_DO THIS_
Track down every line below that holds "oder" and copy it.
[Start of DATASET EXTRACT]
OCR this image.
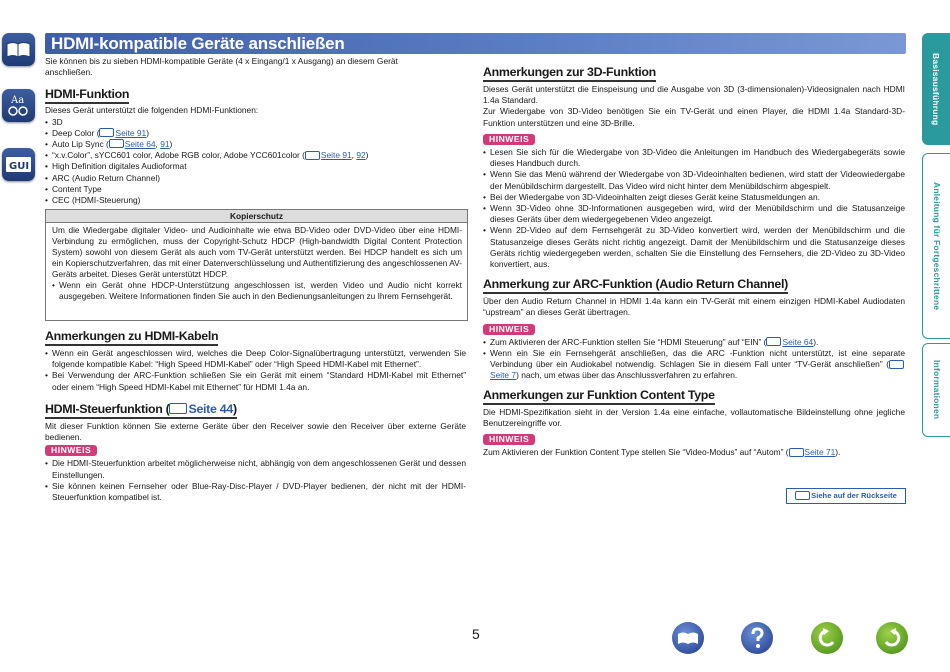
Aa
GUI
HDMI-kompatible Geräte anschließen

Sie können bis zu sieben HDMI-kompatible Geräte (4 x Eingang/1 x Ausgang) an diesem Gerät anschließen.

HDMI-Funktion

Dieses Gerät unterstützt die folgenden HDMI-Funktionen:

• 3D
• Deep Color ( Seite 91)
• Auto Lip Sync ( Seite 64, 91)
• “x.v.Color”, sYCC601 color, Adobe RGB color, Adobe YCC601color ( Seite 91, 92)
• High Definition digitales Audioformat
• ARC (Audio Return Channel)
• Content Type
• CEC (HDMI-Steuerung)
Kopierschutz

Um die Wiedergabe digitaler Video- und Audioinhalte wie etwa BD-Video oder DVD-Video über eine HDMI-Verbindung zu ermöglichen, muss der Copyright-Schutz HDCP (High-bandwidth Digital Content Protection System) sowohl von diesem Gerät als auch vom TV-Gerät unterstützt werden. Bei HDCP handelt es sich um ein Kopierschutzverfahren, das mit einer Datenverschlüsselung und Authentifizierung des angeschlossenen AV-Geräts arbeitet. Dieses Gerät unterstützt HDCP.

• Wenn ein Gerät ohne HDCP-Unterstützung angeschlossen ist, werden Video und Audio nicht korrekt ausgegeben. Weitere Informationen finden Sie auch in den Bedienungsanleitungen zu Ihrem Fernsehgerät.
Anmerkungen zu HDMI-Kabeln
• Wenn ein Gerät angeschlossen wird, welches die Deep Color-Signalübertragung unterstützt, verwenden Sie folgende kompatible Kabel: “High Speed HDMI-Kabel” oder “High Speed HDMI-Kabel mit Ethernet”.
• Bei Verwendung der ARC-Funktion schließen Sie ein Gerät mit einem “Standard HDMI-Kabel mit Ethernet” oder einem “High Speed HDMI-Kabel mit Ethernet” für HDMI 1.4a an.
HDMI-Steuerfunktion ( Seite 44)

Mit dieser Funktion können Sie externe Geräte über den Receiver sowie den Receiver über externe Geräte bedienen.

HINWEIS
• Die HDMI-Steuerfunktion arbeitet möglicherweise nicht, abhängig von dem angeschlossenen Gerät und dessen Einstellungen.
• Sie können keinen Fernseher oder Blue-Ray-Disc-Player / DVD-Player bedienen, der nicht mit der HDMI-Steuerfunktion kompatibel ist.
Anmerkungen zur 3D-Funktion

Dieses Gerät unterstützt die Einspeisung und die Ausgabe von 3D (3-dimensionalen)-Videosignalen nach HDMI 1.4a Standard.

Zur Wiedergabe von 3D-Video benötigen Sie ein TV-Gerät und einen Player, die HDMI 1.4a Standard-3D-Funktion unterstützen und eine 3D-Brille.

HINWEIS
• Lesen Sie sich für die Wiedergabe von 3D-Video die Anleitungen im Handbuch des Wiedergabegeräts sowie dieses Handbuch durch.
• Wenn Sie das Menü während der Wiedergabe von 3D-Videoinhalten bedienen, wird statt der Videowiedergabe der Menübildschirm dargestellt. Das Video wird nicht hinter dem Menübildschirm abgespielt.
• Bei der Wiedergabe von 3D-Videoinhalten zeigt dieses Gerät keine Statusmeldungen an.
• Wenn 3D-Video ohne 3D-Informationen ausgegeben wird, wird der Menübildschirm und die Statusanzeige dieses Geräts über dem wiedergegebenen Video angezeigt.
• Wenn 2D-Video auf dem Fernsehgerät zu 3D-Video konvertiert wird, werden der Menübildschirm und die Statusanzeige dieses Geräts nicht richtig angezeigt. Damit der Menübildschirm und die Statusanzeige dieses Geräts richtig wiedergegeben werden, schalten Sie die Einstellung des Fernsehers, die 2D-Video zu 3D-Video konvertiert, aus.
Anmerkung zur ARC-Funktion (Audio Return Channel)

Über den Audio Return Channel in HDMI 1.4a kann ein TV-Gerät mit einem einzigen HDMI-Kabel Audiodaten “upstream” an dieses Gerät übertragen.

HINWEIS
• Zum Aktivieren der ARC-Funktion stellen Sie “HDMI Steuerung” auf “EIN” ( Seite 64).
• Wenn ein Sie ein Fernsehgerät anschließen, das die ARC -Funktion nicht unterstützt, ist eine separate Verbindung über ein Audiokabel notwendig. Schlagen Sie in diesem Fall unter “TV-Gerät anschließen” (Seite 7) nach, um etwas über das Anschlussverfahren zu erfahren.
Anmerkungen zur Funktion Content Type

Die HDMI-Spezifikation sieht in der Version 1.4a eine einfache, vollautomatische Bildeinstellung ohne jegliche Benutzereingriffe vor.

HINWEIS

Zum Aktivieren der Funktion Content Type stellen Sie “Video-Modus” auf “Autom” ( Seite 71).

Siehe auf der Rückseite
Basisausführung
Anleitung für Fortgeschrittene
Informationen
5
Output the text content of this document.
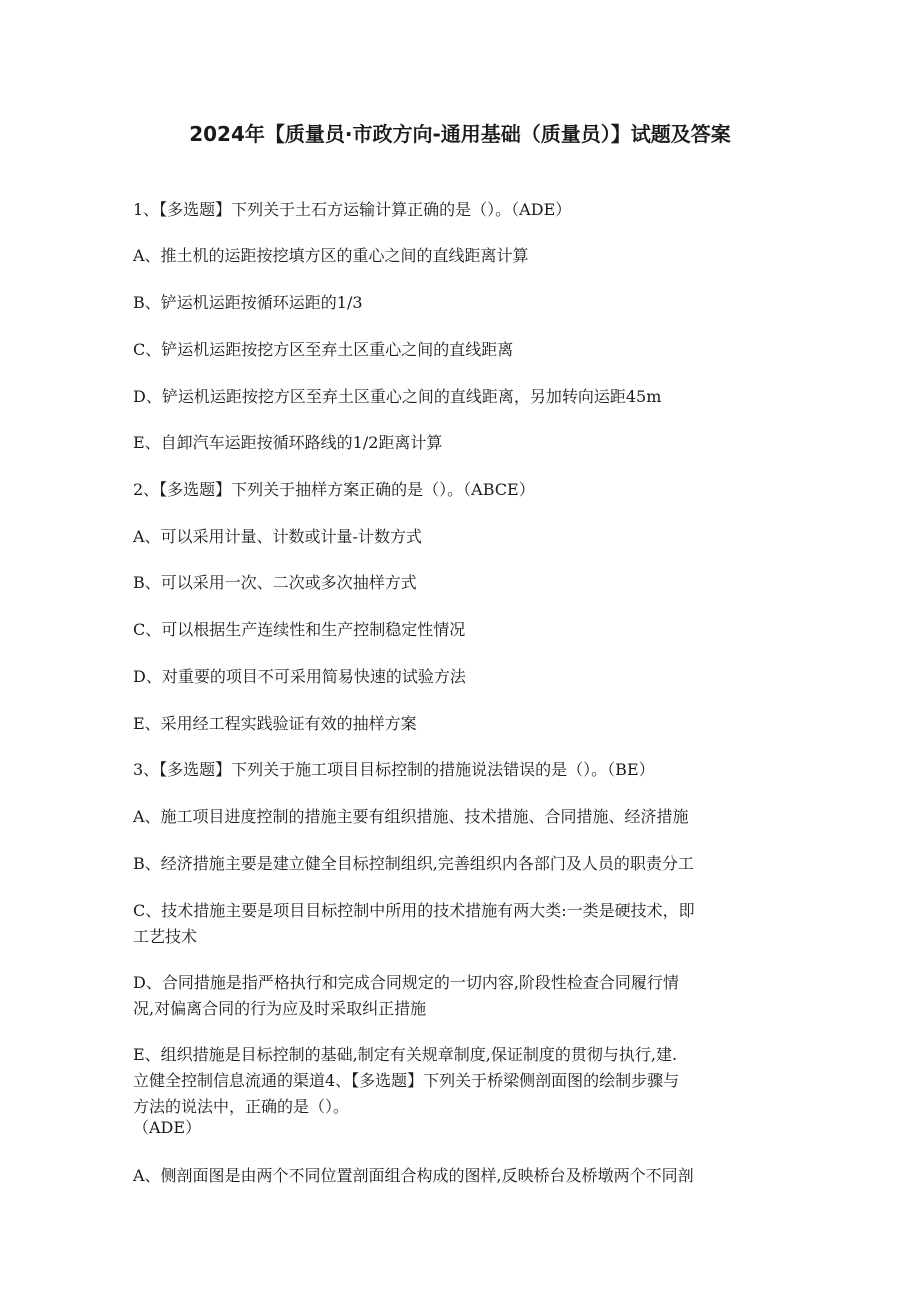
2024年【质量员·市政方向-通用基础（质量员）】试题及答案

1、【多选题】下列关于土石方运输计算正确的是（）。（ADE）

A、推土机的运距按挖填方区的重心之间的直线距离计算

B、铲运机运距按循环运距的1/3

C、铲运机运距按挖方区至弃土区重心之间的直线距离

D、铲运机运距按挖方区至弃土区重心之间的直线距离，另加转向运距45m

E、自卸汽车运距按循环路线的1/2距离计算

2、【多选题】下列关于抽样方案正确的是（）。（ABCE）

A、可以采用计量、计数或计量-计数方式

B、可以采用一次、二次或多次抽样方式

C、可以根据生产连续性和生产控制稳定性情况

D、对重要的项目不可采用简易快速的试验方法

E、采用经工程实践验证有效的抽样方案

3、【多选题】下列关于施工项目目标控制的措施说法错误的是（）。（BE）

A、施工项目进度控制的措施主要有组织措施、技术措施、合同措施、经济措施

B、经济措施主要是建立健全目标控制组织,完善组织内各部门及人员的职责分工

C、技术措施主要是项目目标控制中所用的技术措施有两大类:一类是硬技术，即

工艺技术

D、合同措施是指严格执行和完成合同规定的一切内容,阶段性检查合同履行情

况,对偏离合同的行为应及时采取纠正措施

E、组织措施是目标控制的基础,制定有关规章制度,保证制度的贯彻与执行,建.

立健全控制信息流通的渠道4、【多选题】下列关于桥梁侧剖面图的绘制步骤与

方法的说法中，正确的是（）。

（ADE）

A、侧剖面图是由两个不同位置剖面组合构成的图样,反映桥台及桥墩两个不同剖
[End of DATASET EXTRACT]
_SOLUTION TO THIS TASK_
Um die Wiedergabe digitaler Video- und Audioinhalte wie etwa BD-Video oder DVD-Video über eine HDMI-Verbindung zu ermöglichen, muss der Copyright-Schutz HDCP (High-bandwidth Digital Content Protection System) sowohl von diesem Gerät als auch vom TV-Gerät unterstützt werden. Bei HDCP handelt es sich um ein Kopierschutzverfahren, das mit einer Datenverschlüsselung und Authentifizierung des angeschlossenen AV-Geräts arbeitet. Dieses Gerät unterstützt HDCP.
• Wenn ein Gerät angeschlossen wird, welches die Deep Color-Signalübertragung unterstützt, verwenden Sie folgende kompatible Kabel: “High Speed HDMI-Kabel” oder “High Speed HDMI-Kabel mit Ethernet”.
• Bei Verwendung der ARC-Funktion schließen Sie ein Gerät mit einem “Standard HDMI-Kabel mit Ethernet” oder einem “High Speed HDMI-Kabel mit Ethernet” für HDMI 1.4a an.
• Sie können keinen Fernseher oder Blue-Ray-Disc-Player / DVD-Player bedienen, der nicht mit der HDMI-Steuerfunktion kompatibel ist.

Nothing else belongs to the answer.